— EXERCISE AIM —
Extract all lines that hold "noch" from the records below.

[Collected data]
──────

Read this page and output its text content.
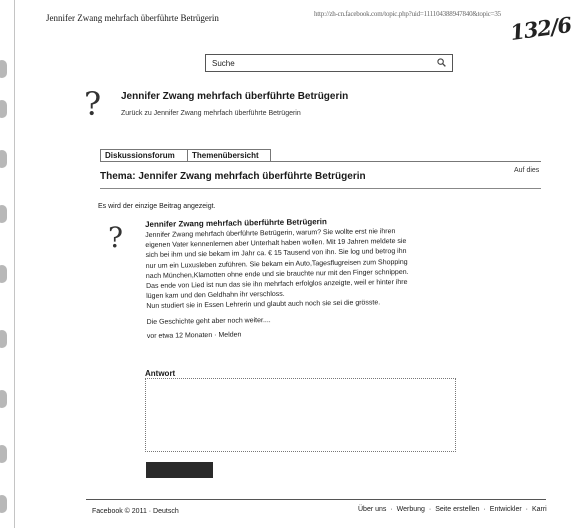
Jennifer Zwang mehrfach überführte Betrügerin	http://zh-cn.facebook.com/topic.php?uid=111104388947840&topic=35 132/6
Suche
? Jennifer Zwang mehrfach überführte Betrügerin
Zurück zu Jennifer Zwang mehrfach überführte Betrügerin
Diskussionsforum	Themenübersicht
Thema: Jennifer Zwang mehrfach überführte Betrügerin
Auf dies
Es wird der einzige Beitrag angezeigt.
?	Jennifer Zwang mehrfach überführte Betrügerin
Jennifer Zwang mehrfach überführte Betrügerin, warum? Sie wollte erst nie ihren
eigenen Vater kennenlernen aber Unterhalt haben wollen. Mit 19 Jahren meldete sie
sich bei ihm und sie bekam im Jahr ca. € 15 Tausend von ihn. Sie log und betrog ihn
nur um ein Luxusleben zuführen. Sie bekam ein Auto,Tagesflugreisen zum Shopping
nach München,Klamotten ohne ende und sie brauchte nur mit den Finger schnippen.
Das ende von Lied ist nun das sie ihn mehrfach erfolglos anzeigte, weil er hinter ihre
lügen kam und den Geldhahn ihr verschloss.
Nun studiert sie in Essen Lehrerin und glaubt auch noch sie sei die grösste.
Die Geschichte geht aber noch weiter....
vor etwa 12 Monaten · Melden
Antwort
Facebook © 2011 · Deutsch	Über uns · Werbung · Seite erstellen · Entwickler · Karri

──────

— ANSWER —
Nun studiert sie in Essen Lehrerin und glaubt auch noch sie sei die grösste.
Die Geschichte geht aber noch weiter....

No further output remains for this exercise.